À travers le
« kaléidoscope
culturel »,
Zardoz de John Boorman
- Nicolas Geneix
_______________________________
Fig. 2. J. Boorman, Zardoz, 1973, 0.13.15
Fig. 3. J. Boorman, Zardoz, 1973, 0.30.38
Fig. 4. J. Boorman, Zardoz, 1973, 0.30.25
Trois espaces privilégiés renferment, voire
enferment le savoir : la chambre d’Arthur Frayn, qui
relève du cabinet de curiosités (Kunstkammer),
le musée dont s’occupe Friend et le
dôme-laboratoire où se réfugie May.
Conservateurs perturbés par l’intuition que la fin
de l’Histoire n’est qu’un leurre, ces
trois personnages contribuent à
l’édification de Zed : avant son
arrivée dans le Vortex, Frayn lui a appris à
lire, et à l’intérieur, Friend et May
lui expliquent le fonctionnement de cet espace insulaire et autiste.
Dans la Kunstkammer, Zed parcourt des yeux et des
mains un « étrange bric-à-brac
» [16] qui le dépasse.

(Listes de zones annotées)
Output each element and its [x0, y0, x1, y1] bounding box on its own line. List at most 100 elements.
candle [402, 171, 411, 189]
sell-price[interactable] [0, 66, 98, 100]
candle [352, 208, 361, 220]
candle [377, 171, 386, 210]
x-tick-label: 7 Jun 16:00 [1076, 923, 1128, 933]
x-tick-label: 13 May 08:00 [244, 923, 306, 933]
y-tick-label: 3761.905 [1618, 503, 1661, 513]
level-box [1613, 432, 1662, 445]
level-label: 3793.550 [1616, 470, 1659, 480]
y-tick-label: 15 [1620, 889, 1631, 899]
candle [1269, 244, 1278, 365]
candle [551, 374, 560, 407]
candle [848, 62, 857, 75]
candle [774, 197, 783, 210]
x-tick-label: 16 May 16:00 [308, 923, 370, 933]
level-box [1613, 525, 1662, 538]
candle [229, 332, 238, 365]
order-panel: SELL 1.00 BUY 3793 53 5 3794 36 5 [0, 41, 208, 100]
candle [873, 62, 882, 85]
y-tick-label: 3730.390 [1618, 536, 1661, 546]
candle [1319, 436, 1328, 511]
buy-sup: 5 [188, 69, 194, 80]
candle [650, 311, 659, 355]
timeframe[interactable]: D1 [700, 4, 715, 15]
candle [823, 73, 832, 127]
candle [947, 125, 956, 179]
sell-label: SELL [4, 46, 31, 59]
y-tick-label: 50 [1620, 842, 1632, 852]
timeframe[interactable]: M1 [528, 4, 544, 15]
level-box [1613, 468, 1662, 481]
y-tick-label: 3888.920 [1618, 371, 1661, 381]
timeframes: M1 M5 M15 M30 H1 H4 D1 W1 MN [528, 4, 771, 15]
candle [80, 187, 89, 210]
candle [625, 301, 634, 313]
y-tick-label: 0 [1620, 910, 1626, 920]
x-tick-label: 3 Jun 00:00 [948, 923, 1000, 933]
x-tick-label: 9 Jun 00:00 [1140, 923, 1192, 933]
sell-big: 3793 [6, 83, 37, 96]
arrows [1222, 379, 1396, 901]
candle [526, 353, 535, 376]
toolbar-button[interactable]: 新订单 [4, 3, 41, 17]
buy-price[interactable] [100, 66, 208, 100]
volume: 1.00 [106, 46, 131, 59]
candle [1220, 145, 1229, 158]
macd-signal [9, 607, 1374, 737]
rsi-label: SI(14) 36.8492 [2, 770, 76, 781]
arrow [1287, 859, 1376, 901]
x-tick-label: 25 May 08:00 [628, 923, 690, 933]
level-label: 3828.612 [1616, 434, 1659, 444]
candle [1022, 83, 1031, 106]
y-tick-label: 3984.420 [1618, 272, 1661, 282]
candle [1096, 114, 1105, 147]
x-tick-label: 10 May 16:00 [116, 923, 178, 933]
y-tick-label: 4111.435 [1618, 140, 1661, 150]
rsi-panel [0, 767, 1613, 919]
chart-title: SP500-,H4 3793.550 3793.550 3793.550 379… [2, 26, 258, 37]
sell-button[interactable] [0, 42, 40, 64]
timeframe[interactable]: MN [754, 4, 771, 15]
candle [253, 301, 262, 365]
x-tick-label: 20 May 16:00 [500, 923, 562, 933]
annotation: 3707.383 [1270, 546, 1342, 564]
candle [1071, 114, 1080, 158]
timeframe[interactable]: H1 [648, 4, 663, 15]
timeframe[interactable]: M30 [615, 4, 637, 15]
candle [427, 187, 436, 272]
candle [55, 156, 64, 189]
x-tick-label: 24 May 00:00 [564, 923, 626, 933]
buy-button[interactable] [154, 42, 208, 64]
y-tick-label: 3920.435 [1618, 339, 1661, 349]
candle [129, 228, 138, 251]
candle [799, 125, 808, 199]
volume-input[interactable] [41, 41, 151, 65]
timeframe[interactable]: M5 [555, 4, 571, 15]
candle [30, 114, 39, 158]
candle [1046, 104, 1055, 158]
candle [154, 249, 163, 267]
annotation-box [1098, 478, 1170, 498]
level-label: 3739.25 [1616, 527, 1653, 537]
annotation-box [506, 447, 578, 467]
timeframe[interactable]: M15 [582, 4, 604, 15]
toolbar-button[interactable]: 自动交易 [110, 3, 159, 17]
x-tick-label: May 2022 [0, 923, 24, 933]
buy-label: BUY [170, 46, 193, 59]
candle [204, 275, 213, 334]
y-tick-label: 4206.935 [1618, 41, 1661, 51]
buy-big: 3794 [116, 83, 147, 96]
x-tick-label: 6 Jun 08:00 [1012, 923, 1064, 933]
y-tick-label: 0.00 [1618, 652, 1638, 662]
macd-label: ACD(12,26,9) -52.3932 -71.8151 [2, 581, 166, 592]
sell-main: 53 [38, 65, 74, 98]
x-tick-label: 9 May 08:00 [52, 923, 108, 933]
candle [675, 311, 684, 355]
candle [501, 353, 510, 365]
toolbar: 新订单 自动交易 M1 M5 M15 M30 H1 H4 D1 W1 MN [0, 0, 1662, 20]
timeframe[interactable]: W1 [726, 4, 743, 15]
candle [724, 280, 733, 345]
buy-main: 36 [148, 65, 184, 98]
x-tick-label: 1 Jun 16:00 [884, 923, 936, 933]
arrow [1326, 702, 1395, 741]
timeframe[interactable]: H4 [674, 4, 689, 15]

- **CONSIGNES**
(a) Recopiez le passage du texte sur Zardoz, de « Conservateurs perturbés par » à « insulaire et autiste. ».
(b) Répondez à ces questions d'après le texte sur Zardoz :
(i) Qui s'occupe du musée ?
(ii) Où se réfugie May ?
(iii) Qu'est-ce que Frayn a appris à Zed avant son arrivée dans le Vortex ?

- **RÉPONSES PAR CONSIGNE**
(a)
Conservateurs perturbés par l’intuition que la fin
de l’Histoire n’est qu’un leurre, ces
trois personnages contribuent à
l’édification de Zed : avant son
arrivée dans le Vortex, Frayn lui a appris à
lire, et à l’intérieur, Friend et May
lui expliquent le fonctionnement de cet espace insulaire et autiste.

(b)
(i) Friend.
(ii) Dans le dôme-laboratoire.
(iii) À lire.